Problem requirements
State how many lines in the listing below include the word "Tracker". Give nothing but the number.

Data supplied
****

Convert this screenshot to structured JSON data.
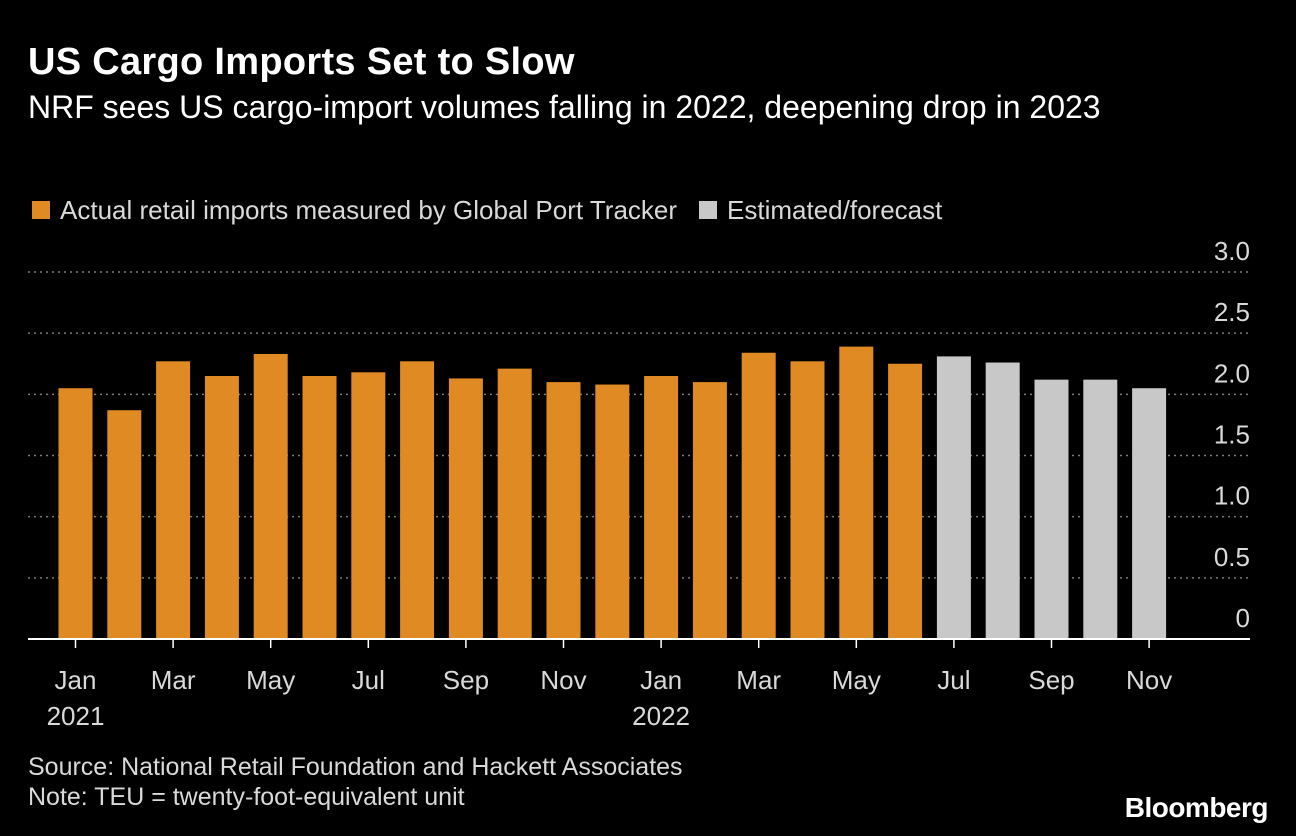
{
  "title": "US Cargo Imports Set to Slow",
  "subtitle": "NRF sees US cargo-import volumes falling in 2022, deepening drop in 2023",
  "legend": {
    "actual_label": "Actual retail imports measured by Global Port Tracker",
    "actual_color": "#e08a23",
    "forecast_label": "Estimated/forecast",
    "forecast_color": "#c8c8c8"
  },
  "footer": {
    "source": "Source: National Retail Foundation and Hackett Associates",
    "note": "Note: TEU = twenty-foot-equivalent unit",
    "brand": "Bloomberg"
  },
  "chart_data": {
    "type": "bar",
    "categories": [
      "Jan 2021",
      "Feb 2021",
      "Mar 2021",
      "Apr 2021",
      "May 2021",
      "Jun 2021",
      "Jul 2021",
      "Aug 2021",
      "Sep 2021",
      "Oct 2021",
      "Nov 2021",
      "Dec 2021",
      "Jan 2022",
      "Feb 2022",
      "Mar 2022",
      "Apr 2022",
      "May 2022",
      "Jun 2022",
      "Jul 2022",
      "Aug 2022",
      "Sep 2022",
      "Oct 2022",
      "Nov 2022"
    ],
    "series": [
      {
        "name": "Actual retail imports measured by Global Port Tracker",
        "color": "#e08a23",
        "values": [
          2.05,
          1.87,
          2.27,
          2.15,
          2.33,
          2.15,
          2.18,
          2.27,
          2.13,
          2.21,
          2.1,
          2.08,
          2.15,
          2.1,
          2.34,
          2.27,
          2.39,
          2.25,
          null,
          null,
          null,
          null,
          null
        ]
      },
      {
        "name": "Estimated/forecast",
        "color": "#c8c8c8",
        "values": [
          null,
          null,
          null,
          null,
          null,
          null,
          null,
          null,
          null,
          null,
          null,
          null,
          null,
          null,
          null,
          null,
          null,
          null,
          2.31,
          2.26,
          2.12,
          2.12,
          2.05
        ]
      }
    ],
    "x_tick_labels": [
      {
        "index": 0,
        "month": "Jan",
        "year": "2021"
      },
      {
        "index": 2,
        "month": "Mar",
        "year": ""
      },
      {
        "index": 4,
        "month": "May",
        "year": ""
      },
      {
        "index": 6,
        "month": "Jul",
        "year": ""
      },
      {
        "index": 8,
        "month": "Sep",
        "year": ""
      },
      {
        "index": 10,
        "month": "Nov",
        "year": ""
      },
      {
        "index": 12,
        "month": "Jan",
        "year": "2022"
      },
      {
        "index": 14,
        "month": "Mar",
        "year": ""
      },
      {
        "index": 16,
        "month": "May",
        "year": ""
      },
      {
        "index": 18,
        "month": "Jul",
        "year": ""
      },
      {
        "index": 20,
        "month": "Sep",
        "year": ""
      },
      {
        "index": 22,
        "month": "Nov",
        "year": ""
      }
    ],
    "y_ticks": [
      {
        "value": 0,
        "label": "0"
      },
      {
        "value": 0.5,
        "label": "0.5"
      },
      {
        "value": 1.0,
        "label": "1.0"
      },
      {
        "value": 1.5,
        "label": "1.5"
      },
      {
        "value": 2.0,
        "label": "2.0"
      },
      {
        "value": 2.5,
        "label": "2.5"
      },
      {
        "value": 3.0,
        "label": "3.0"
      }
    ],
    "ylim": [
      0,
      3.0
    ],
    "xlabel": "",
    "ylabel": "",
    "y_axis_side": "right",
    "grid": "dotted horizontal",
    "legend_position": "top-left"
  }
}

****

Expected answer
2